→ **Exercise**
Each line that holds the word "different" counts once. Give the total number of such lines and nothing else.

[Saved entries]
+---+

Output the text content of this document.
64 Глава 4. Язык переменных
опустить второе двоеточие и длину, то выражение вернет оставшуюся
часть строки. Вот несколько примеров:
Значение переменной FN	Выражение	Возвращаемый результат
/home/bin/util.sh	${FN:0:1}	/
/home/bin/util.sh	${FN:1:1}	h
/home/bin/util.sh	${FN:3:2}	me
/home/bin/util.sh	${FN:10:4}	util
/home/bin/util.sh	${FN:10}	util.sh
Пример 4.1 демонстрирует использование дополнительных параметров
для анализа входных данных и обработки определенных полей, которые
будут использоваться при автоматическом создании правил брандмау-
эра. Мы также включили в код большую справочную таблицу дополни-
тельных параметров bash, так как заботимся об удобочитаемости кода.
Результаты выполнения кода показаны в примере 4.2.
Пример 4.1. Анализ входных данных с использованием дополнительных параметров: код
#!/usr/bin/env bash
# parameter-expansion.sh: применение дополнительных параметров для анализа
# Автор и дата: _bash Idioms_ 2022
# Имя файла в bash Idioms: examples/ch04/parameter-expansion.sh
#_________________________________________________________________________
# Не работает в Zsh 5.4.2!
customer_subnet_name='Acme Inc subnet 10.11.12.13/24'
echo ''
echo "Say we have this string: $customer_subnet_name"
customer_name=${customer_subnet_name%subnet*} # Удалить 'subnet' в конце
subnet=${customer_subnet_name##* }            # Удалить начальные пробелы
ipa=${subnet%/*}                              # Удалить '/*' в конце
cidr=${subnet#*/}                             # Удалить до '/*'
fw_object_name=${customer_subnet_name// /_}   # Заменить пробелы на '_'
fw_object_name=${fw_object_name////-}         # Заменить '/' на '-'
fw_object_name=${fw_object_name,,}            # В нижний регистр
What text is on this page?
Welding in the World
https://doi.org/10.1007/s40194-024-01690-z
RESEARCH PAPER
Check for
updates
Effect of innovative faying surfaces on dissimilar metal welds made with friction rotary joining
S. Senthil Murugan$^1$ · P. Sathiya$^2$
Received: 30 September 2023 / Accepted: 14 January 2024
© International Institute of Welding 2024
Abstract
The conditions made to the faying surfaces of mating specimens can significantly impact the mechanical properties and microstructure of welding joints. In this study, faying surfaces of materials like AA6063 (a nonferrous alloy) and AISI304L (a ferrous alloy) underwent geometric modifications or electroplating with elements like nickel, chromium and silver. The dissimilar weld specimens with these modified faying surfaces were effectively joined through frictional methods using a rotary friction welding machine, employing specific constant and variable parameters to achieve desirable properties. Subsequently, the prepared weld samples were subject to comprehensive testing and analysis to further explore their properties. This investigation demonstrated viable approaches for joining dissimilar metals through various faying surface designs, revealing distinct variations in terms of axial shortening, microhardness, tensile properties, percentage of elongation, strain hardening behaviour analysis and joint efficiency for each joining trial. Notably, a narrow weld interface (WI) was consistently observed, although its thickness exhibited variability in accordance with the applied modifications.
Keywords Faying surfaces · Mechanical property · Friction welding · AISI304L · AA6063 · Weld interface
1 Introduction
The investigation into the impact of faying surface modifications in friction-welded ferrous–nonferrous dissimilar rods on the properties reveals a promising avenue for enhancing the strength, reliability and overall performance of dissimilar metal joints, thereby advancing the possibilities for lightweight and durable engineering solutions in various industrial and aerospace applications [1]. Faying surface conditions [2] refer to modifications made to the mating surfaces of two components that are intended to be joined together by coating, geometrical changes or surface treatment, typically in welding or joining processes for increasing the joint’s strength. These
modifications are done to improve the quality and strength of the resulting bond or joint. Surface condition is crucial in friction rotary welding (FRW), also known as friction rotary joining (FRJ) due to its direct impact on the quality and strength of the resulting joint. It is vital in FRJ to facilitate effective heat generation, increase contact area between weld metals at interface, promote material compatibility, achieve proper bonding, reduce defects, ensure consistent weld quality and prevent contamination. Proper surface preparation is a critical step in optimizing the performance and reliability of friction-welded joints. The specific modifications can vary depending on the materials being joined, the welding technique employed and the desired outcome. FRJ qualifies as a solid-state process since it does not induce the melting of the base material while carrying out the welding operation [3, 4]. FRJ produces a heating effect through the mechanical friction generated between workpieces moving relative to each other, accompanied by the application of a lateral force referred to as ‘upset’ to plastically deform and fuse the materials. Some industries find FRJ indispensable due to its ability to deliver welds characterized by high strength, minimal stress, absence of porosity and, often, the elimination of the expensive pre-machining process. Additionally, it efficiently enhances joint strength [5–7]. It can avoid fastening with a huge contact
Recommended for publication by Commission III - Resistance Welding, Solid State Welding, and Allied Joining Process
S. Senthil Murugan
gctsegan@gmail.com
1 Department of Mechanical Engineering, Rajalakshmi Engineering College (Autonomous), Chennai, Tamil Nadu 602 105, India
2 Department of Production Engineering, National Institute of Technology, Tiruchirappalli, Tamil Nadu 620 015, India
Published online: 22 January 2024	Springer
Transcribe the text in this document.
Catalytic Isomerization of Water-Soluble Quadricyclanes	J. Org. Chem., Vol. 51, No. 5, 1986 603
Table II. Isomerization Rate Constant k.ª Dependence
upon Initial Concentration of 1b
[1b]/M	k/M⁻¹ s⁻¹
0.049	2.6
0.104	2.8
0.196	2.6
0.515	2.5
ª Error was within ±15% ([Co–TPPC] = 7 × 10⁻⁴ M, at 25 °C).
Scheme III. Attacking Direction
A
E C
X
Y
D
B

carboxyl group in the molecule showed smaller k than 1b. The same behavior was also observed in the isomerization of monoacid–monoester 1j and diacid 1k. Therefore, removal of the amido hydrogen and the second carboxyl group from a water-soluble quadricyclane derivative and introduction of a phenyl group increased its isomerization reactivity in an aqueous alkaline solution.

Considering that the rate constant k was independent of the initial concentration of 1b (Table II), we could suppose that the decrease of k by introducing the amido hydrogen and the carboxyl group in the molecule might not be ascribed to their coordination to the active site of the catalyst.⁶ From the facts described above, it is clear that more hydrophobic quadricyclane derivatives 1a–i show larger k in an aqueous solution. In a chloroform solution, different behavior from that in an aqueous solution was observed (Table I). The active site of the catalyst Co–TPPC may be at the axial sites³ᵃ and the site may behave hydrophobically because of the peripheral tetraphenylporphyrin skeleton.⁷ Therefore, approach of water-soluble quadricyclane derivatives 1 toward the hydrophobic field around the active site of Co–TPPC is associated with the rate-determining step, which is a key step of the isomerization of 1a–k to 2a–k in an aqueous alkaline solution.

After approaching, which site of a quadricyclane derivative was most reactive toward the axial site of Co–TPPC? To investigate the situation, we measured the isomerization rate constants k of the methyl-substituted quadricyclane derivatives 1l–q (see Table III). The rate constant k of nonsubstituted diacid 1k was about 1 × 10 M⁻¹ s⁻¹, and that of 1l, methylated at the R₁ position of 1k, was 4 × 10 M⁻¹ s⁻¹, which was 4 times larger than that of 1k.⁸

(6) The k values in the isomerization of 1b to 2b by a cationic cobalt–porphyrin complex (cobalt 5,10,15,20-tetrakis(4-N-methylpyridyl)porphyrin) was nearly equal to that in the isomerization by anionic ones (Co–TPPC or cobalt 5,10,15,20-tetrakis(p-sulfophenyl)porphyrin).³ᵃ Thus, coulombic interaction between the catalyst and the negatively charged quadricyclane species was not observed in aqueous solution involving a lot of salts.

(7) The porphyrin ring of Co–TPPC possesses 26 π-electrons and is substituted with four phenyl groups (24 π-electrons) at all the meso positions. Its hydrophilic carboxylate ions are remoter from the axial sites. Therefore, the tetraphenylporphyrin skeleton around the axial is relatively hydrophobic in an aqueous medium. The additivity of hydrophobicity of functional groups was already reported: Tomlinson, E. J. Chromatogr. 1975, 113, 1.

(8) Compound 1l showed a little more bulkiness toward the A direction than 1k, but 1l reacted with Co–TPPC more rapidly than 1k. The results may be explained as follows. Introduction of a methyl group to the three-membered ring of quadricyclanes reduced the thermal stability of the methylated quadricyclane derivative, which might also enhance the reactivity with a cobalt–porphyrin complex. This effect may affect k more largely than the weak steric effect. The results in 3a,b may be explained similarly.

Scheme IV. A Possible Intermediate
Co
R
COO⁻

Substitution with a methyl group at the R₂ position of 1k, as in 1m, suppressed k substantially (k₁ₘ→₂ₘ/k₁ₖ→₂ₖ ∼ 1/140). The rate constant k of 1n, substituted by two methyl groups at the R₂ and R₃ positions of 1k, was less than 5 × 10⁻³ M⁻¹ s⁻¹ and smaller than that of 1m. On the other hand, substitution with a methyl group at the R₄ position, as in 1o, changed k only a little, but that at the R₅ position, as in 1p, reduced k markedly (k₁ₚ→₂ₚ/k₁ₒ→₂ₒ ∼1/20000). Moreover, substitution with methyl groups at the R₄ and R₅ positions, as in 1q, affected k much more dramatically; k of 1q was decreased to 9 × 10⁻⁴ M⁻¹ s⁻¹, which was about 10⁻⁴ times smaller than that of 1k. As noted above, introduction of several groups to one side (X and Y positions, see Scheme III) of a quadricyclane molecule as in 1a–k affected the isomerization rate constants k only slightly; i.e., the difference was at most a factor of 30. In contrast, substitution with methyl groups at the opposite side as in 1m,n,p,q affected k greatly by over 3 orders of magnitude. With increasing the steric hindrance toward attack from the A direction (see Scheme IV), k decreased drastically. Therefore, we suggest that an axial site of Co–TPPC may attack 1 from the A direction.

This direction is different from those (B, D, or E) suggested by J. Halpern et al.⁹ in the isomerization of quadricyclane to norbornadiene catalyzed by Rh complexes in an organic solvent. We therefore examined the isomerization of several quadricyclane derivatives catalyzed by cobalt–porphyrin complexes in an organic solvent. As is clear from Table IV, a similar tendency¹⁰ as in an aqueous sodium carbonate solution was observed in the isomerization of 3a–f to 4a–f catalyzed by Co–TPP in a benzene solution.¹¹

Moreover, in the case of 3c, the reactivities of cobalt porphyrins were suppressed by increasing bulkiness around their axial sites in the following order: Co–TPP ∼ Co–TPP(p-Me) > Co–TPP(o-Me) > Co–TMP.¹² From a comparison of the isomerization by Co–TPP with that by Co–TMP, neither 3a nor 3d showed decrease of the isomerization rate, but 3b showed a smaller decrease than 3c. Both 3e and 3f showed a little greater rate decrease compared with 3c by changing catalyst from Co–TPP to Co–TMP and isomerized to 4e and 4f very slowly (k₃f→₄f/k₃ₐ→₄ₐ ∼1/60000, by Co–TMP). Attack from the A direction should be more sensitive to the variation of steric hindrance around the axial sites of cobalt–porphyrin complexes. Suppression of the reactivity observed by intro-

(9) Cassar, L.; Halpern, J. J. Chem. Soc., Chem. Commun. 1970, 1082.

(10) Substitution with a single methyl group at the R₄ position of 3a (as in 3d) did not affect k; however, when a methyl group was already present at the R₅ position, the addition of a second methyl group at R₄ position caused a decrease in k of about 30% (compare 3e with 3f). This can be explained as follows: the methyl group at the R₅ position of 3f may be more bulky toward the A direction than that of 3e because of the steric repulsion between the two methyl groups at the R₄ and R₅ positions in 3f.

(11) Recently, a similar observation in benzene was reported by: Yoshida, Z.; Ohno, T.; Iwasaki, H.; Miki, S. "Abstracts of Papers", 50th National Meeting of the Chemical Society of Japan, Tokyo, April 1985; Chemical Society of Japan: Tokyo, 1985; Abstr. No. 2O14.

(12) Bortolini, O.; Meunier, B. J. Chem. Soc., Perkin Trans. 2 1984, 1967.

+---+

→ **Response below**
2